PROBLEM » Look through the data below. Show each line where the string "Moderately" occurs.

PROVIDED ENTRIES »
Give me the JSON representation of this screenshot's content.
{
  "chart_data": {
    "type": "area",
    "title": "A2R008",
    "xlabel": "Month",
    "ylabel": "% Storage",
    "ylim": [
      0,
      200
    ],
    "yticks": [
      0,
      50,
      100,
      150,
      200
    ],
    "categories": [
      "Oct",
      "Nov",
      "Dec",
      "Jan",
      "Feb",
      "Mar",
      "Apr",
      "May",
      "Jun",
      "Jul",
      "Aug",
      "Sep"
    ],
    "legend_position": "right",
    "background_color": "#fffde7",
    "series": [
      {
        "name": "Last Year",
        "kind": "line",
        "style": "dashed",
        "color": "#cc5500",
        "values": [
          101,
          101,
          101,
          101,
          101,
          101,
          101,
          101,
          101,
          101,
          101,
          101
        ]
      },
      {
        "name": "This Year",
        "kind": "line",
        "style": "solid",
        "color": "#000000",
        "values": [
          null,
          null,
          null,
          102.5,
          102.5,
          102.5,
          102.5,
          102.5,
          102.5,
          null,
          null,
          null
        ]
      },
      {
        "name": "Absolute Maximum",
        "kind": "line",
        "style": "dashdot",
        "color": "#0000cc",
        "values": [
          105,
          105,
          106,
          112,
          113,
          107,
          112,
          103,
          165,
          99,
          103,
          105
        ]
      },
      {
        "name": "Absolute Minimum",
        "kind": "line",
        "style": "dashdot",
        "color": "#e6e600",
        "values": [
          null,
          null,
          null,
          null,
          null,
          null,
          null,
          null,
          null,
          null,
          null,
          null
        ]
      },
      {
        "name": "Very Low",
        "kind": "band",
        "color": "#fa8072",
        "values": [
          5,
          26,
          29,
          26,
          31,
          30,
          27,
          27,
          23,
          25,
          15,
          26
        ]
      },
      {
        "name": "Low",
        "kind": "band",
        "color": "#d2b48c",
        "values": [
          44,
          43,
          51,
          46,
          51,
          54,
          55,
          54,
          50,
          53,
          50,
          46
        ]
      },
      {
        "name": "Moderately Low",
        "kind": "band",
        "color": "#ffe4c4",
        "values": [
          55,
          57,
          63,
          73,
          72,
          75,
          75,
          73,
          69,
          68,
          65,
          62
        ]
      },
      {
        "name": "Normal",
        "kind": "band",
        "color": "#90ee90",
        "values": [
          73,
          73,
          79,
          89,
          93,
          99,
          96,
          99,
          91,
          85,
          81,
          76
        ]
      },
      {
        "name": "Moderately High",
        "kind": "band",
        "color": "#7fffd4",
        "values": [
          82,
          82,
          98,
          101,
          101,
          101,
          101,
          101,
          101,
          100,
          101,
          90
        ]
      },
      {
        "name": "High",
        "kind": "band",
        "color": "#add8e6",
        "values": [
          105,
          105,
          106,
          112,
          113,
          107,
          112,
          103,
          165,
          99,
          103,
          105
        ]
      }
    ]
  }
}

TASK RESPONSE »
        "name": "Moderately Low",
        "name": "Moderately High",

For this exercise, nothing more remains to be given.